Figure record listings
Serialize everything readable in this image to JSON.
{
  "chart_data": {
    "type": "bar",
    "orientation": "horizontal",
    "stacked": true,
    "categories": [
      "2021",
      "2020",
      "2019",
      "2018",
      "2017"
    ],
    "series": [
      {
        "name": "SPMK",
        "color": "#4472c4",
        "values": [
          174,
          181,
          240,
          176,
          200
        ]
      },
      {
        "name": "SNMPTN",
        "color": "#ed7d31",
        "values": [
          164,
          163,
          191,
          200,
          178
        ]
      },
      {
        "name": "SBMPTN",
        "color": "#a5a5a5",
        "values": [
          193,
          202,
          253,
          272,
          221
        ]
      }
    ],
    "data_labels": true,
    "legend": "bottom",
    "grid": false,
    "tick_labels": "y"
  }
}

- What you are asked to do
All lines above containing the string "color" are to be collected.

- Result for this exercise
        "color": "#4472c4",
        "color": "#ed7d31",
        "color": "#a5a5a5",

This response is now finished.